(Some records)
※

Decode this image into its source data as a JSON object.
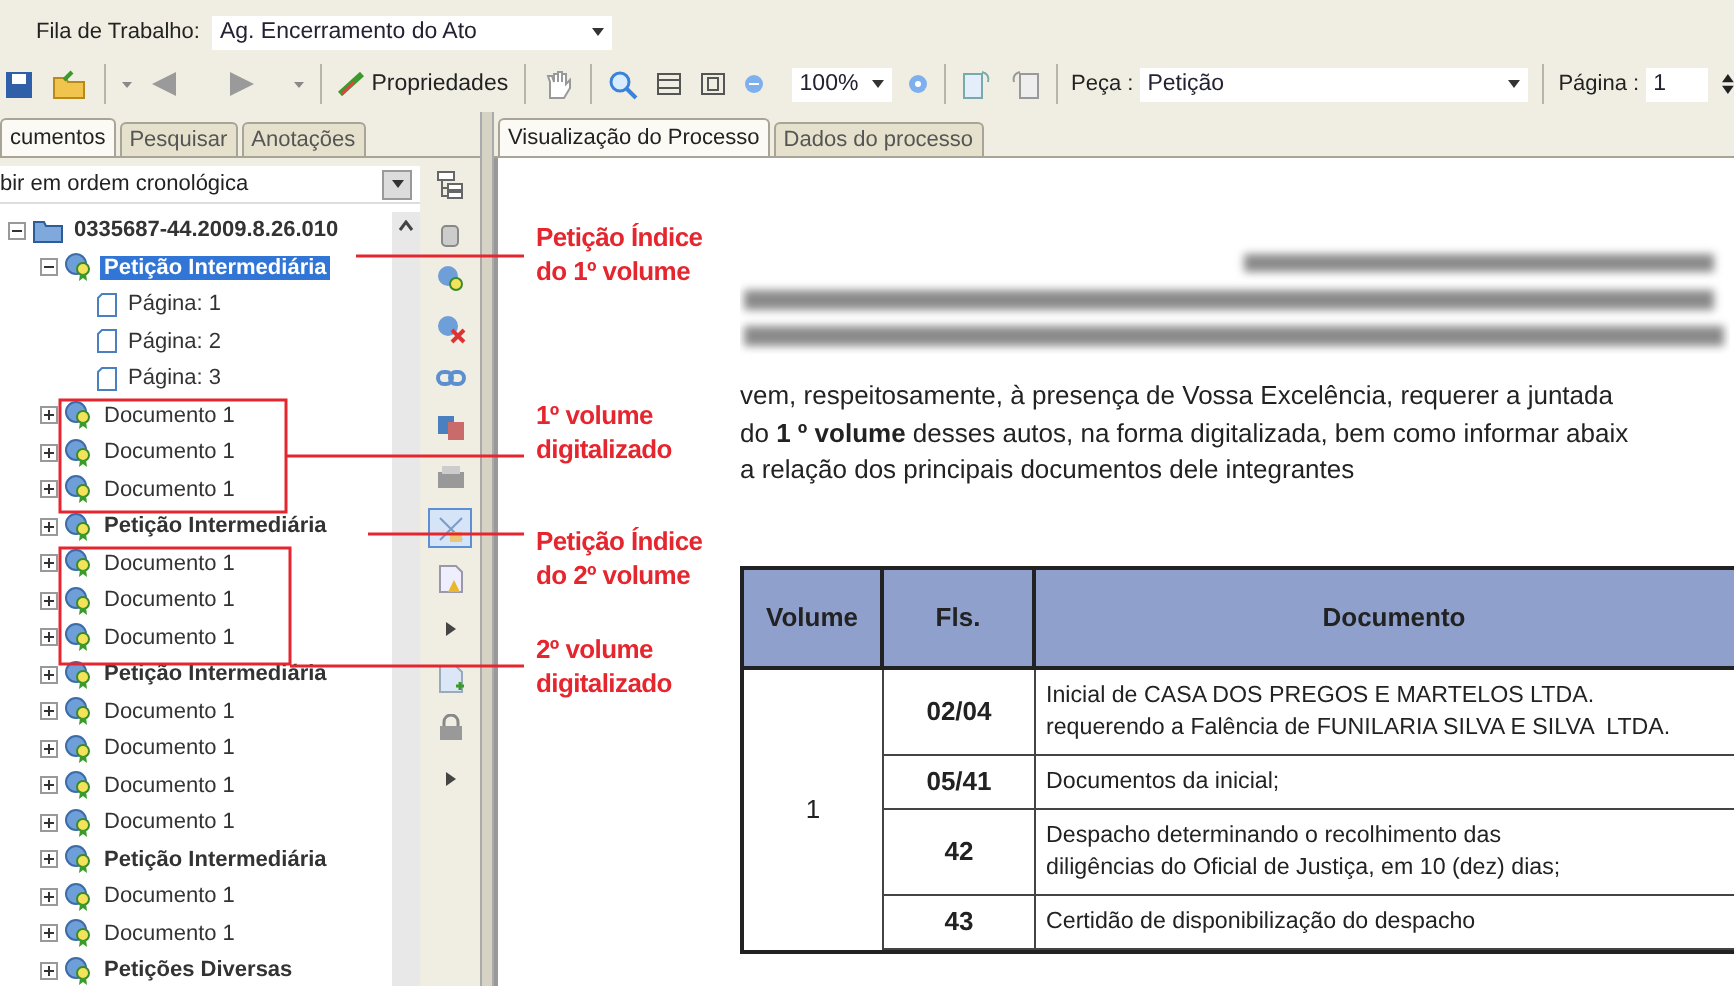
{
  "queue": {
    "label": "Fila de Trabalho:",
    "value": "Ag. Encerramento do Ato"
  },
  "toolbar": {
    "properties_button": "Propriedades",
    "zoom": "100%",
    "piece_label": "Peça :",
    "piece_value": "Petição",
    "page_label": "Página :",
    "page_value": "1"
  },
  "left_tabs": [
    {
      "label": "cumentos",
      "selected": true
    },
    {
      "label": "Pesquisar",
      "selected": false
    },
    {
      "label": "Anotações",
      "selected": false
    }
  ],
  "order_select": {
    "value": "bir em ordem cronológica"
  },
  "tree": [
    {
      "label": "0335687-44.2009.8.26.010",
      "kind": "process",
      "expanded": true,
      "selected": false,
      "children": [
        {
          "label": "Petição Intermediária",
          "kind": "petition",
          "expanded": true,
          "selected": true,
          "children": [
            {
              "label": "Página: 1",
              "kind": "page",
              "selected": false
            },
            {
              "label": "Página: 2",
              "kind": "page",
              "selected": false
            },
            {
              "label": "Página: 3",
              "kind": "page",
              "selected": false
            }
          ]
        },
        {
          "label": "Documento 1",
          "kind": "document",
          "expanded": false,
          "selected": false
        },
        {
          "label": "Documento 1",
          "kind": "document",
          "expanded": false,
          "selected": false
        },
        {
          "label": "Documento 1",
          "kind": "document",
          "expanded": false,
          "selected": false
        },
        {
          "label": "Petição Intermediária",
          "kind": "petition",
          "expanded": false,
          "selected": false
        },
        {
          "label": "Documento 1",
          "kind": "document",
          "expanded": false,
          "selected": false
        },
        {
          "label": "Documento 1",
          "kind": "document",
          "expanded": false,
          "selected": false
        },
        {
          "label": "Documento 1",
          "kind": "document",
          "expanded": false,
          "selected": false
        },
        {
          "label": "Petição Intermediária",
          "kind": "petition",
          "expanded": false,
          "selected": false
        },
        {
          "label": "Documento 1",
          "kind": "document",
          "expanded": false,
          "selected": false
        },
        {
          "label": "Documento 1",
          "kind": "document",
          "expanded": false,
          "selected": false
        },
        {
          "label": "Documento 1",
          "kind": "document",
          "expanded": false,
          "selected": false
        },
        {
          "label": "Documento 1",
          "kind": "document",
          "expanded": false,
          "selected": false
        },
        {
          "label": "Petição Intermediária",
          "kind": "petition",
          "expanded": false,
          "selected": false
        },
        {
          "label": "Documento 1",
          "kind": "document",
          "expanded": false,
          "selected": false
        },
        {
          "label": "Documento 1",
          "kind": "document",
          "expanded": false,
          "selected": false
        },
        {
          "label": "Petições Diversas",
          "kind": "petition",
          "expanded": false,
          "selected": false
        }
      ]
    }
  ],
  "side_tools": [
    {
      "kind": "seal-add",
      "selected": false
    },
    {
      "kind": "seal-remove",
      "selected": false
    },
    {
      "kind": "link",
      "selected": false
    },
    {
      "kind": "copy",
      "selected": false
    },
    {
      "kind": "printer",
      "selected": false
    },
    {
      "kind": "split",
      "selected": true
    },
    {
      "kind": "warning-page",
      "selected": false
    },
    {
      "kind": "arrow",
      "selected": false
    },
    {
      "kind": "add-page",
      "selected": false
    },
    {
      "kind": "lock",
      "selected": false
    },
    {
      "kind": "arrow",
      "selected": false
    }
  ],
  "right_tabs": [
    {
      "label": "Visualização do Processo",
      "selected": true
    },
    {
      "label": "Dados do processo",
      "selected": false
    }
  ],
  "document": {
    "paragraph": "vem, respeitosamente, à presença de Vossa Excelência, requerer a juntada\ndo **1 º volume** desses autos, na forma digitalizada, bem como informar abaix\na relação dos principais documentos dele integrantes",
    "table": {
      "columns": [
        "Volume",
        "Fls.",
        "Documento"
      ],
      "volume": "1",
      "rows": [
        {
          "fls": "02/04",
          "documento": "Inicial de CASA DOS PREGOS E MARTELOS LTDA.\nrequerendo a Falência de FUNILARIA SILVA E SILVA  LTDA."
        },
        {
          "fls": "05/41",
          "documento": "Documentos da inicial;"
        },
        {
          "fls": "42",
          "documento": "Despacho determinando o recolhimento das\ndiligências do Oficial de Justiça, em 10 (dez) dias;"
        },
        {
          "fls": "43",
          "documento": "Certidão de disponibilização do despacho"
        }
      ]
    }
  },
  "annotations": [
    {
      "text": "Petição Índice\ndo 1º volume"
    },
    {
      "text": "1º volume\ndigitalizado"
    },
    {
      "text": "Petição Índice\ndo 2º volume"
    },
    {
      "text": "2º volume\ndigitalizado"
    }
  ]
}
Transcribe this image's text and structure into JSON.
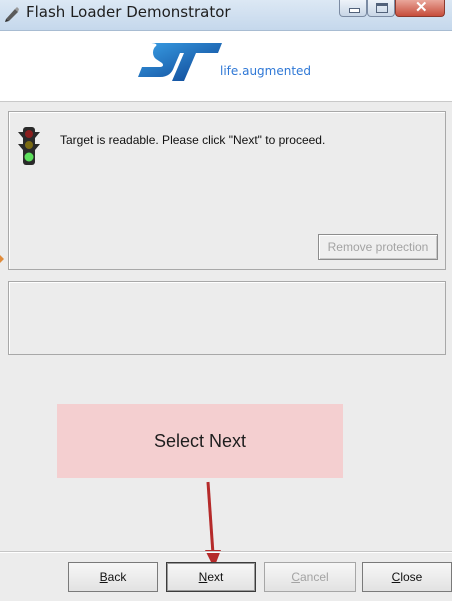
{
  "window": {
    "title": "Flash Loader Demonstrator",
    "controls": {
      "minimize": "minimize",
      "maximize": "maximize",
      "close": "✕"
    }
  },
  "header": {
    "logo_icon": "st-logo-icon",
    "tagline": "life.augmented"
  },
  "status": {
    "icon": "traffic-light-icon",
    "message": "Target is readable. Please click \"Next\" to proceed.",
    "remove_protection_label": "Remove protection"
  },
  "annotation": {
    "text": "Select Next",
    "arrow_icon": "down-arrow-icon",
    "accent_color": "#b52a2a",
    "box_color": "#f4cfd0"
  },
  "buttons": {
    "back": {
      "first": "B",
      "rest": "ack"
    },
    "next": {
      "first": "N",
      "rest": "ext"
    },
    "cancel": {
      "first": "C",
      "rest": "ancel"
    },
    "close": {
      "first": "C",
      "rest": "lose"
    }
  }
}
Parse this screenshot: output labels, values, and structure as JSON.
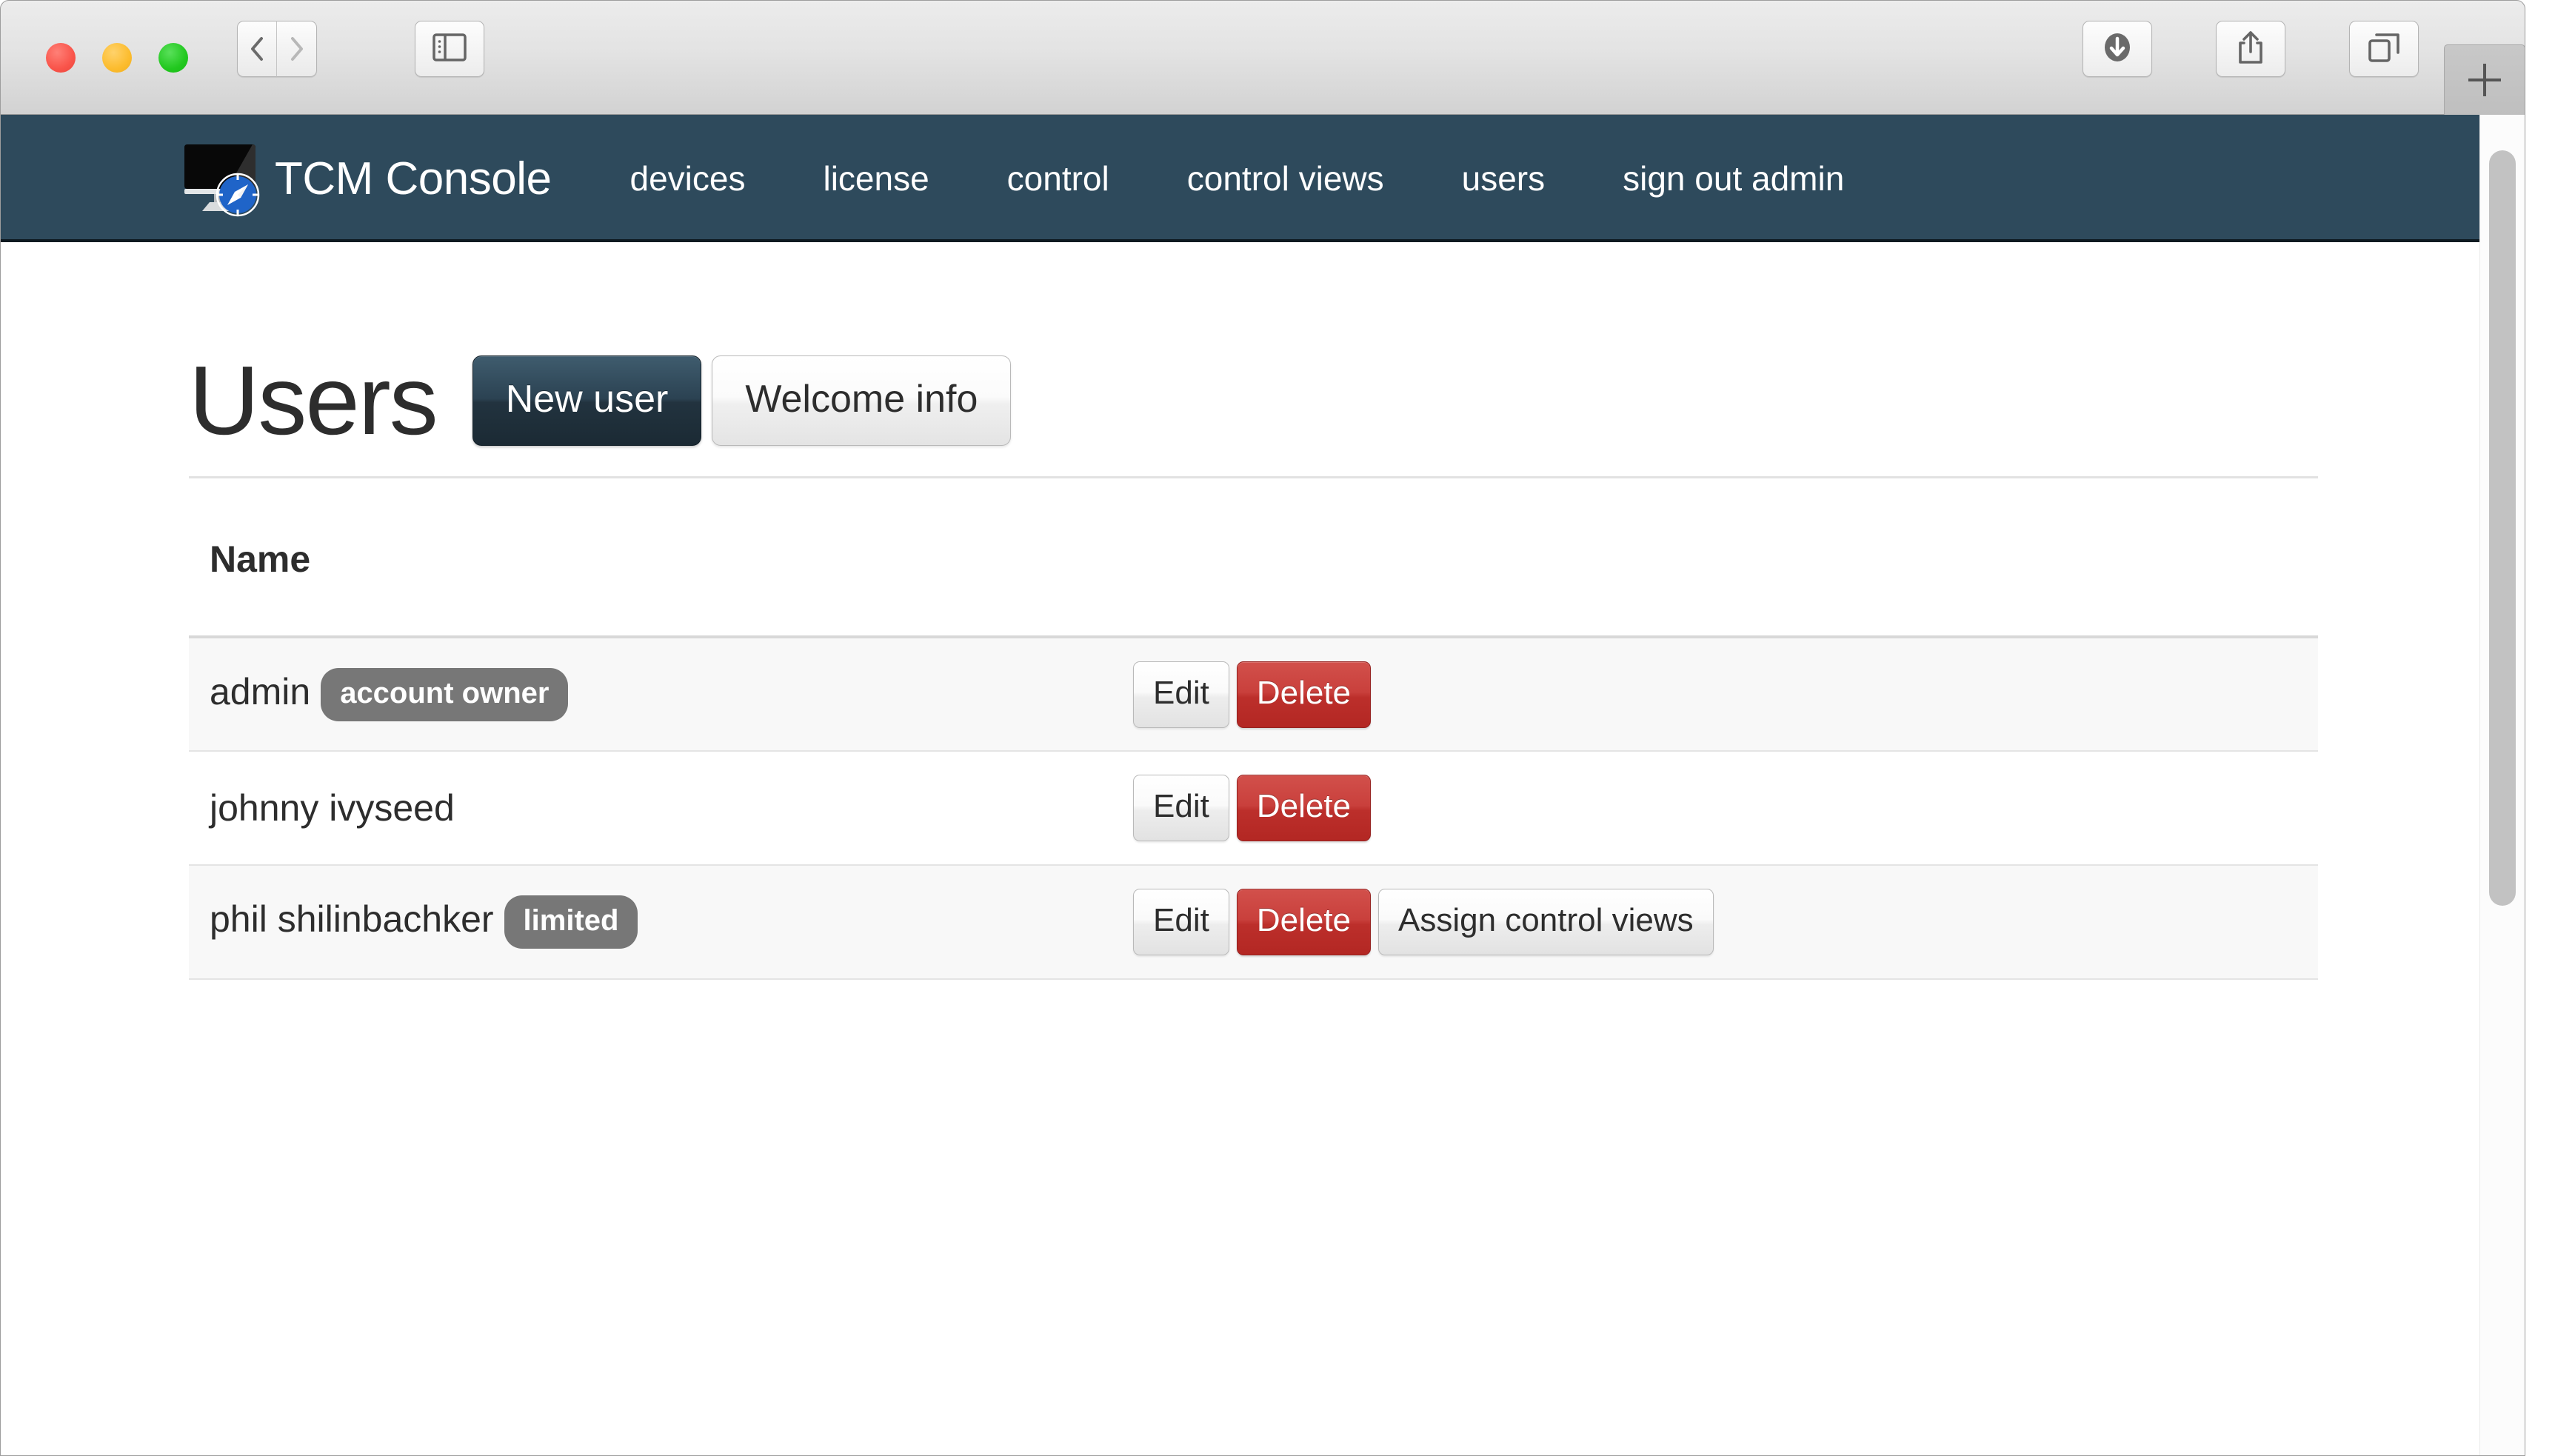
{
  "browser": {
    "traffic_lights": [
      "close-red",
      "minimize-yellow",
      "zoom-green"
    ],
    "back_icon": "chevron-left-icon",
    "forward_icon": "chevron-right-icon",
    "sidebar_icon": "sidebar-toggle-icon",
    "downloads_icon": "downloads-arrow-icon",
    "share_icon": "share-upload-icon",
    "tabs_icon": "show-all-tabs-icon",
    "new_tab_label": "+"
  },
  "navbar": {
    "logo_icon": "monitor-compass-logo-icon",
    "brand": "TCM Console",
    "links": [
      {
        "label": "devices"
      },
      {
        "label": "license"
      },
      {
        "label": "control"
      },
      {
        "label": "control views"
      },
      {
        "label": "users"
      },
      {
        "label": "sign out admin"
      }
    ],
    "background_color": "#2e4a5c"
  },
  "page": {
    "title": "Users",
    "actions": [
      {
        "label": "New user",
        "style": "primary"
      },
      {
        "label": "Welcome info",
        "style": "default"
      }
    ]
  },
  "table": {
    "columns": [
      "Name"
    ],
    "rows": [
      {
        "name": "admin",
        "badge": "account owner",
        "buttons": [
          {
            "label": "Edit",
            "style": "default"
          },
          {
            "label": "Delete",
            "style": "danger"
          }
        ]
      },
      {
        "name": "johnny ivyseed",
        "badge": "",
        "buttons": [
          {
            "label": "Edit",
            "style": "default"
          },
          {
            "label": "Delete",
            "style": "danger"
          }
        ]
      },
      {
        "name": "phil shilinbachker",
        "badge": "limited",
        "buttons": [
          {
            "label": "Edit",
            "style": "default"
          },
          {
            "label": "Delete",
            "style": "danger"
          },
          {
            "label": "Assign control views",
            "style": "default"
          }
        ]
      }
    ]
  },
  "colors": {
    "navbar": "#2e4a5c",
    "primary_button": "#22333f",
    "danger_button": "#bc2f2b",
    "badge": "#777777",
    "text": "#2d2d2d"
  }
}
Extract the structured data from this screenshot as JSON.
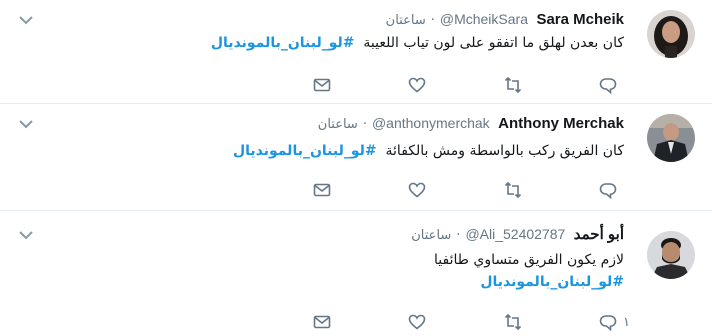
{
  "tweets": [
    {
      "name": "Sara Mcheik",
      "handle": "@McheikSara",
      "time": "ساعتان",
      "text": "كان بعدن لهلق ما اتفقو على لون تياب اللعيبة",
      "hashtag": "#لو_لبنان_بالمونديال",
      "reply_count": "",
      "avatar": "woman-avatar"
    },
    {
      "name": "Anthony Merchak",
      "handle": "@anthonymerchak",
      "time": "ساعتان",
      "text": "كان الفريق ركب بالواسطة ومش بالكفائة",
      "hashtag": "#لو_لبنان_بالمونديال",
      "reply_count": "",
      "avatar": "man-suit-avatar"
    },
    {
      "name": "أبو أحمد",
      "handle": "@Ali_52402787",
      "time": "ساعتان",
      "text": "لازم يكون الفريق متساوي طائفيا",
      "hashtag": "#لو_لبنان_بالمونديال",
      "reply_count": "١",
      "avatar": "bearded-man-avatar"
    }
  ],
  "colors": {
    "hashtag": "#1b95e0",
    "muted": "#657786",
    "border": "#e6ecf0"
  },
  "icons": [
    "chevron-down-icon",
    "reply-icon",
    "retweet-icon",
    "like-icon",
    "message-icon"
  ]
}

※

■ TASK INSTRUCTIONS ■
Check each line of the data above for the string "handle" and report only how many lines have it.

■ TASK ANSWER ■
3